— WHAT NEEDS TO BE DONE —
Copy each line of the records that holds the string "email".

*** RECORDS TO PROCESS

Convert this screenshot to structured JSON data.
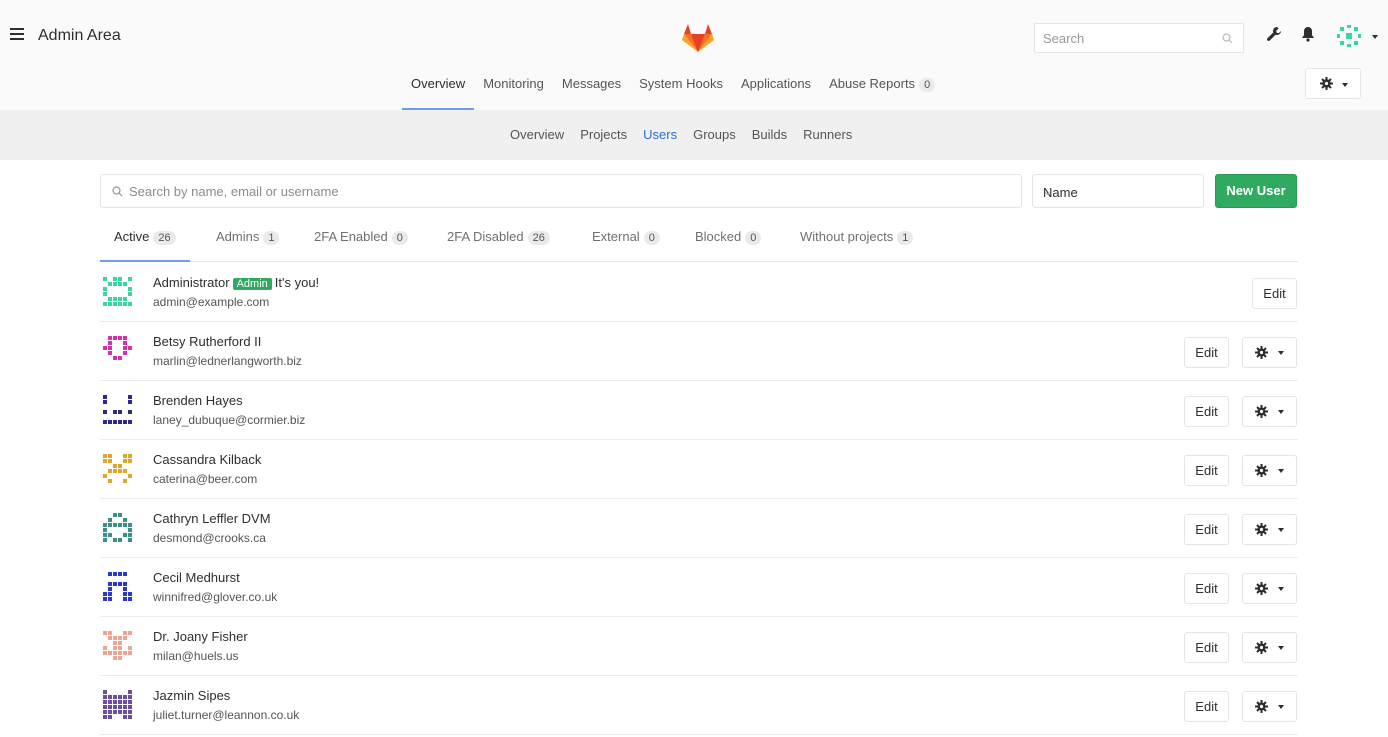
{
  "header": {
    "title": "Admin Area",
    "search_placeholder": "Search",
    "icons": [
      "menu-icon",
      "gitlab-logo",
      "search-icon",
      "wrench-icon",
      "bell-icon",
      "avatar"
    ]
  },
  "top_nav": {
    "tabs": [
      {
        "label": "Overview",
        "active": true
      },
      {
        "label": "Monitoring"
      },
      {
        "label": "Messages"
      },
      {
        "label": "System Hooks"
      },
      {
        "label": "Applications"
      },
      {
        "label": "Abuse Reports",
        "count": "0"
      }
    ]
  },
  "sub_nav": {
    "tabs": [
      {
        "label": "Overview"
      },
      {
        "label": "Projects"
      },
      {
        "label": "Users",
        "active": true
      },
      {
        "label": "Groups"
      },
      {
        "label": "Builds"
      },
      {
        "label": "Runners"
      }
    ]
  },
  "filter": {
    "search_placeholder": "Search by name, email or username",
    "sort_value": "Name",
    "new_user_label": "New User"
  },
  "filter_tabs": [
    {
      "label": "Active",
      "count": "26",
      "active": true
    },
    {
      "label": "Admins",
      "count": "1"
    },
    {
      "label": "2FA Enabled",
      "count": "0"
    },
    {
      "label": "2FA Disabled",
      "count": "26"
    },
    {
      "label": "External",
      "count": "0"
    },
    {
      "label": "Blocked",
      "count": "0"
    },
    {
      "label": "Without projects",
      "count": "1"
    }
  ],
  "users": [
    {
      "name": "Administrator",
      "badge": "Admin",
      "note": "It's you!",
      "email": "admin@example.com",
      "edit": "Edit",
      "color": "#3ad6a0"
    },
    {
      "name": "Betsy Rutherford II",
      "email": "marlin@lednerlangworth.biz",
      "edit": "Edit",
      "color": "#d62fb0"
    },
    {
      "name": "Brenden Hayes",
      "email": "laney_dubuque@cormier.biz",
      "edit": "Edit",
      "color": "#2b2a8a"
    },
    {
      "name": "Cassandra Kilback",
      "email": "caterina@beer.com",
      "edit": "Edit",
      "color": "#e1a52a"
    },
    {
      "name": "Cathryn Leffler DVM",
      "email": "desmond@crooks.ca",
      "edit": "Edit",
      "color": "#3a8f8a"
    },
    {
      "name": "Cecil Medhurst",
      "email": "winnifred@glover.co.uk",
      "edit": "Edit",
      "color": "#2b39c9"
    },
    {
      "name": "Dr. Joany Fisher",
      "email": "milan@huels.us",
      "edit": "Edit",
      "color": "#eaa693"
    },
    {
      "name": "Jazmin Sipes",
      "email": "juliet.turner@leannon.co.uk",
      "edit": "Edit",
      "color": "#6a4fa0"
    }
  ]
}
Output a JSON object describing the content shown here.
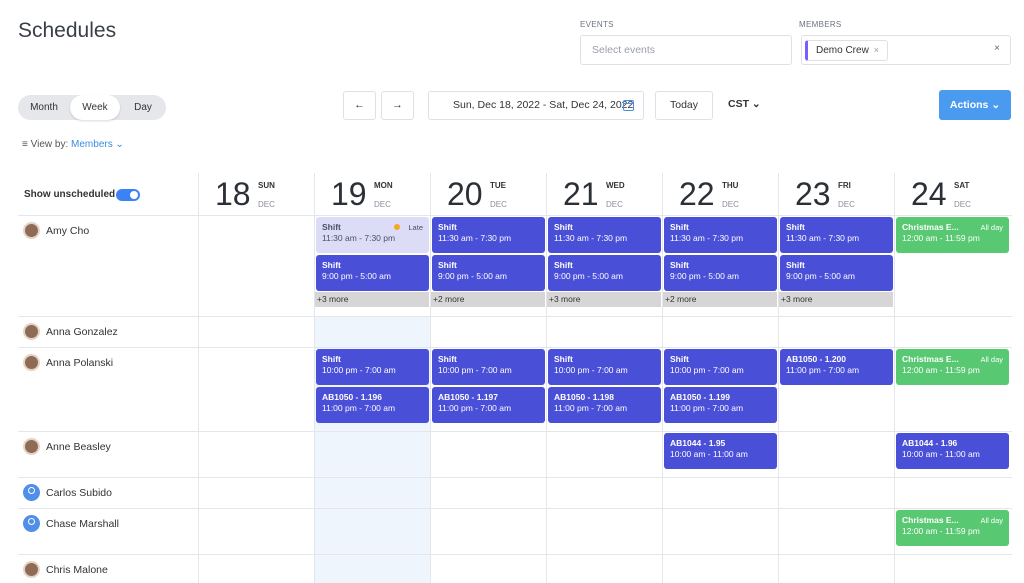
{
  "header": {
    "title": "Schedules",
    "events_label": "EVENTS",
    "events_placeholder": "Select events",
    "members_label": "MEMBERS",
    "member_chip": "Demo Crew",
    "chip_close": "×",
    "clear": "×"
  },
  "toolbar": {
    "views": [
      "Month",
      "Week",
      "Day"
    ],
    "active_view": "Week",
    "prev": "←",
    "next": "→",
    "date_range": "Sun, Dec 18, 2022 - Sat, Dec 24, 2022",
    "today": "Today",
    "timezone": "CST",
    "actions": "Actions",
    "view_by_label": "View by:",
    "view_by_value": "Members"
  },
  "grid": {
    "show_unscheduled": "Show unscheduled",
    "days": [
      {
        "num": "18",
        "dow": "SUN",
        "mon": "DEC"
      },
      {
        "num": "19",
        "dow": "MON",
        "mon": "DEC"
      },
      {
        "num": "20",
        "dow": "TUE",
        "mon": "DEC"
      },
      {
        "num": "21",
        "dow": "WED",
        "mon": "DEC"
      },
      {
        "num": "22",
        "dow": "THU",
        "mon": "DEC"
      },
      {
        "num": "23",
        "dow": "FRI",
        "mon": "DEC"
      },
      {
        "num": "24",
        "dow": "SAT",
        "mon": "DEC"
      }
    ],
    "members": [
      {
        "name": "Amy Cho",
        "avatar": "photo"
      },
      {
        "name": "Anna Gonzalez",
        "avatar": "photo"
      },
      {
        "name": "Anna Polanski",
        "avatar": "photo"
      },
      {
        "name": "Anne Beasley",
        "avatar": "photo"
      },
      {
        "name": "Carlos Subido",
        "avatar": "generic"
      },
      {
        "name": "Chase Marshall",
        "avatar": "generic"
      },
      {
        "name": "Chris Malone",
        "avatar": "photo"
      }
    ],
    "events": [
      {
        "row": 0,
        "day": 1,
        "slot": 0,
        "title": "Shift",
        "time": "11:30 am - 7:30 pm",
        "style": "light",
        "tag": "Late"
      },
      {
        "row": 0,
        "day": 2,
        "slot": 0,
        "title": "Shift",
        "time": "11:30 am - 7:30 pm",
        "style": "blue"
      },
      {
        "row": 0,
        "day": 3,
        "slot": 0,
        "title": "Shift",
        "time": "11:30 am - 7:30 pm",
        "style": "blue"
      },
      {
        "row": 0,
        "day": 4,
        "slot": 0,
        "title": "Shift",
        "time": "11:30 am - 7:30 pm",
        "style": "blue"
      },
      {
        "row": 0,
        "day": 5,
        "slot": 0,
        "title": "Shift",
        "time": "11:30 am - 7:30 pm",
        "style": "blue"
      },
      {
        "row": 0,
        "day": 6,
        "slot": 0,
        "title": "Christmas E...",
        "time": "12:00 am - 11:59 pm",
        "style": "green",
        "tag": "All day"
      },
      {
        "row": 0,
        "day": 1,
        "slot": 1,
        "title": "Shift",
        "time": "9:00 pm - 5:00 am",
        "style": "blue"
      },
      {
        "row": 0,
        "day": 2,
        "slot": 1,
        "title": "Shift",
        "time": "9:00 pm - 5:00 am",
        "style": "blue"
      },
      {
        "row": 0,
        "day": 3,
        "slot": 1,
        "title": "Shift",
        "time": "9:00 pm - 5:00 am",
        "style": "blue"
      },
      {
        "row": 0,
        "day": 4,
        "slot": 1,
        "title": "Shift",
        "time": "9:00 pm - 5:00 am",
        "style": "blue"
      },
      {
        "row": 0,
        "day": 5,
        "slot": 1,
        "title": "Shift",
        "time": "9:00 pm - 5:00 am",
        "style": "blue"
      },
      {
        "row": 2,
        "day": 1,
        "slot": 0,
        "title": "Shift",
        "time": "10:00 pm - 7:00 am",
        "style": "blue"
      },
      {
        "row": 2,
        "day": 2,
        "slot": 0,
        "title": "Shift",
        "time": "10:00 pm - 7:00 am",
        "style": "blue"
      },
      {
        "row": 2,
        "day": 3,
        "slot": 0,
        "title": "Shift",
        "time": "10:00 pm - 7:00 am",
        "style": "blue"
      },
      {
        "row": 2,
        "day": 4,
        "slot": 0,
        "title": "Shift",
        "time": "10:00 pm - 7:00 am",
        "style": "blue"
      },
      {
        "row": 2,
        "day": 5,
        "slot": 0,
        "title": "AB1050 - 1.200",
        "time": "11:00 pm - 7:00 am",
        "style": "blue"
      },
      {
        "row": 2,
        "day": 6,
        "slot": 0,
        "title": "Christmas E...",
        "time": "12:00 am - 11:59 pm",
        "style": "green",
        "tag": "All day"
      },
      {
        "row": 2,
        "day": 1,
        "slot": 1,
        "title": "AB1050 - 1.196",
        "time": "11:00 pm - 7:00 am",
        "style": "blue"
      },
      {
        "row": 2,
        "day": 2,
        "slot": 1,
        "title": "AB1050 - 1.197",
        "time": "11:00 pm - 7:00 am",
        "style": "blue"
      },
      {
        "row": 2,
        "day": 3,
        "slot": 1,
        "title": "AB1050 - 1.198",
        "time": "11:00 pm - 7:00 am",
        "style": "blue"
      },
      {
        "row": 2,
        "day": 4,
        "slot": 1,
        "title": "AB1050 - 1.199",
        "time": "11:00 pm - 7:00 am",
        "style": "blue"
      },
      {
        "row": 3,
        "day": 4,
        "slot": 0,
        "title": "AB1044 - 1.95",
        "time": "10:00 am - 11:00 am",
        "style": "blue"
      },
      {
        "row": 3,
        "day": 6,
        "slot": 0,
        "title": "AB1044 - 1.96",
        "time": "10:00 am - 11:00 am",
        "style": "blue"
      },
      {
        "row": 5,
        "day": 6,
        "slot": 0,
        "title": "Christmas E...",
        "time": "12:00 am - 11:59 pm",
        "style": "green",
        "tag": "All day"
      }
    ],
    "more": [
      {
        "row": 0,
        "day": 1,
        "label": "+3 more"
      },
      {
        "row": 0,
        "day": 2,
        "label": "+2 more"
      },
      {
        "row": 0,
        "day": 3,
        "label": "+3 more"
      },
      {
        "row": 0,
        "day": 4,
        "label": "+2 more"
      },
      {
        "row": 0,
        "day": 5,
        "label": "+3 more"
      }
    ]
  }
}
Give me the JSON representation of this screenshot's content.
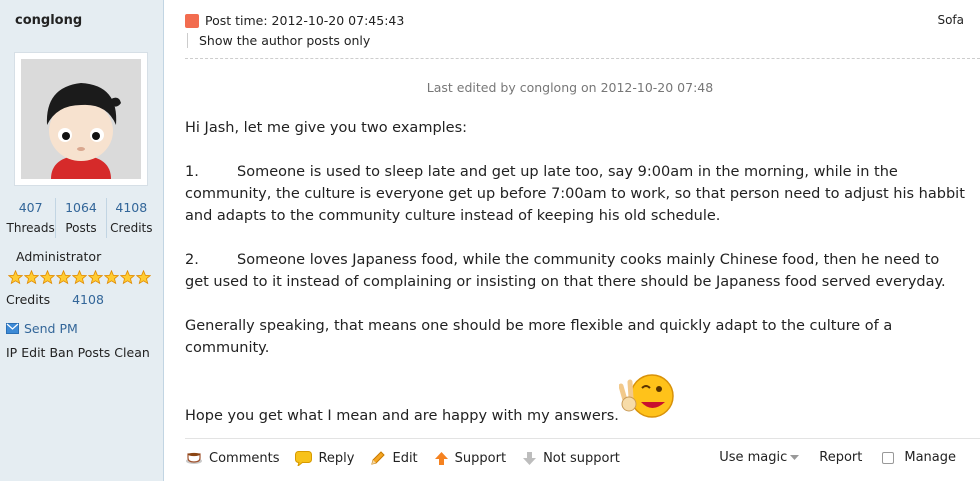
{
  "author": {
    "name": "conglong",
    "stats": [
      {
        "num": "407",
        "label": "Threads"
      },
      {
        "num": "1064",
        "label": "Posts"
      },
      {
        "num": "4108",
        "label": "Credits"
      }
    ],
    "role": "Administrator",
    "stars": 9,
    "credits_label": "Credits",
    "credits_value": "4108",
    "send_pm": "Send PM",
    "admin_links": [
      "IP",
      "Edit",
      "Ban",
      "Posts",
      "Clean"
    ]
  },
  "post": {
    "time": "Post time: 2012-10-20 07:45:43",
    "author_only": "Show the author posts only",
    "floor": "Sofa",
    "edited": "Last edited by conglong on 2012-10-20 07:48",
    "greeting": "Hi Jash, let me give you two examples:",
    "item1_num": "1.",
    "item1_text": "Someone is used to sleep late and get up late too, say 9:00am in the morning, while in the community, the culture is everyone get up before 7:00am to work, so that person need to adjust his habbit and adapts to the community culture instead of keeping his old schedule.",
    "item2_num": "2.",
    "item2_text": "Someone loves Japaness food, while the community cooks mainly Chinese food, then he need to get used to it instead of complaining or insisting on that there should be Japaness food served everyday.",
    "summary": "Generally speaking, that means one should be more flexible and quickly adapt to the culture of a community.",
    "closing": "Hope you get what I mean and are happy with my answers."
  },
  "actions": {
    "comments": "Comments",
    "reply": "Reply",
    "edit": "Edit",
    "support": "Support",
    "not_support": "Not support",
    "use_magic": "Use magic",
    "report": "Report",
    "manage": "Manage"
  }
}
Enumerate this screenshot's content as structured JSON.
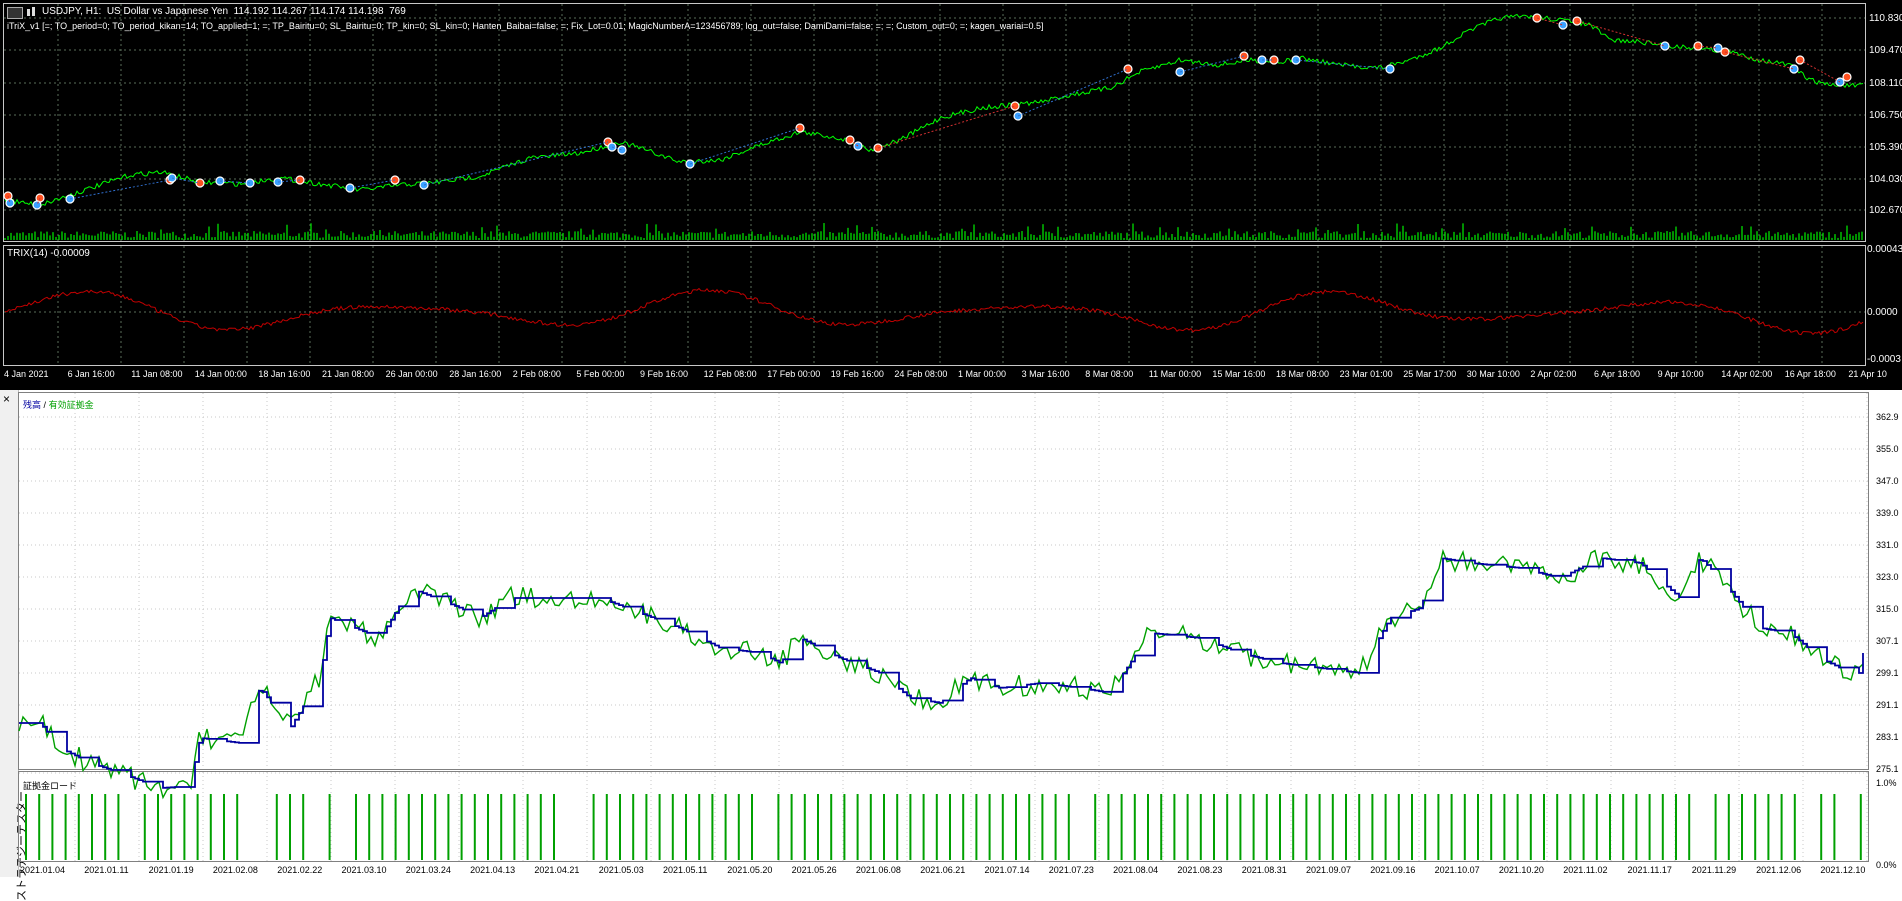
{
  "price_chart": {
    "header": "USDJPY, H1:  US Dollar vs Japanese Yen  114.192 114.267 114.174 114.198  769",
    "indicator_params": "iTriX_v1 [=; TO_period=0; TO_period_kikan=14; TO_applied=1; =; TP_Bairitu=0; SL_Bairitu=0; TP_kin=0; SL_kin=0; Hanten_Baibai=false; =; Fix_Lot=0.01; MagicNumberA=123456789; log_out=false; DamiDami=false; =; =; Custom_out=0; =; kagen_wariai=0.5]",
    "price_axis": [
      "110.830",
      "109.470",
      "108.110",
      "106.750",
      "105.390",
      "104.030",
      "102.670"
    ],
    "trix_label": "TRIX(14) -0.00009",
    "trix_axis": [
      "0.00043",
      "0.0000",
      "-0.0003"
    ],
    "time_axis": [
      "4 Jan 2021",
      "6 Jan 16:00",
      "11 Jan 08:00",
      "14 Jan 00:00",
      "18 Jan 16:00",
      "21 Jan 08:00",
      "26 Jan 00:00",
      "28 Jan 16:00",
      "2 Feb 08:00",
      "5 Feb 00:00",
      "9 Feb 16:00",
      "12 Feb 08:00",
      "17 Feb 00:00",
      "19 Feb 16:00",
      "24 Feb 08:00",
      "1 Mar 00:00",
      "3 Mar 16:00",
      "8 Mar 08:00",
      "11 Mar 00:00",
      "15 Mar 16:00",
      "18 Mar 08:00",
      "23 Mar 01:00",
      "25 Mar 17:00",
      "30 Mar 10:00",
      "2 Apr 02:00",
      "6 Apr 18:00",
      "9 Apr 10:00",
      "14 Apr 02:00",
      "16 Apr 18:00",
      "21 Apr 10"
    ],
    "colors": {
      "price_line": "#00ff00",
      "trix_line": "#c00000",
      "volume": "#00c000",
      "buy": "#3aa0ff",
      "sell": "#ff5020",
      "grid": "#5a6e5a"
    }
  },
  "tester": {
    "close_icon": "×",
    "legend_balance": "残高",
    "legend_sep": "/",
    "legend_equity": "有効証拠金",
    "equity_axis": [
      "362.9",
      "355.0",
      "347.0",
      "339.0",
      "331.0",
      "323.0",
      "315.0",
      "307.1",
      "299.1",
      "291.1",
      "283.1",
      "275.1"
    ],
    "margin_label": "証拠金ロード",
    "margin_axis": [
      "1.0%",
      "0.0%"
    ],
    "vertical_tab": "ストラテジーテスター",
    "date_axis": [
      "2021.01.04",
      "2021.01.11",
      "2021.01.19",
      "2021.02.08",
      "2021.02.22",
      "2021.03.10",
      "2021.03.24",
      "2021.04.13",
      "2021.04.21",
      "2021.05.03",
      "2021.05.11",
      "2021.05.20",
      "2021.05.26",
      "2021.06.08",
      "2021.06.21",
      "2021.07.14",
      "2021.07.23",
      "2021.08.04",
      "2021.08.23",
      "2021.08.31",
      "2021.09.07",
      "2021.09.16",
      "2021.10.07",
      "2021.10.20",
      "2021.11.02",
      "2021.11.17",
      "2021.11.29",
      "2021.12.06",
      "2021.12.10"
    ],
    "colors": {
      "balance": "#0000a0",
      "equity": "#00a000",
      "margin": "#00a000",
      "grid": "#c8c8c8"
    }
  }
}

******

— COMPLETE RESPONSE —
    "search_placeholder": "Search by name, email or username",
      "email": "admin@example.com",
      "email": "marlin@lednerlangworth.biz",
      "email": "laney_dubuque@cormier.biz",
      "email": "caterina@beer.com",
      "email": "desmond@crooks.ca",
      "email": "winnifred@glover.co.uk",
      "email": "milan@huels.us",
      "email": "juliet.turner@leannon.co.uk",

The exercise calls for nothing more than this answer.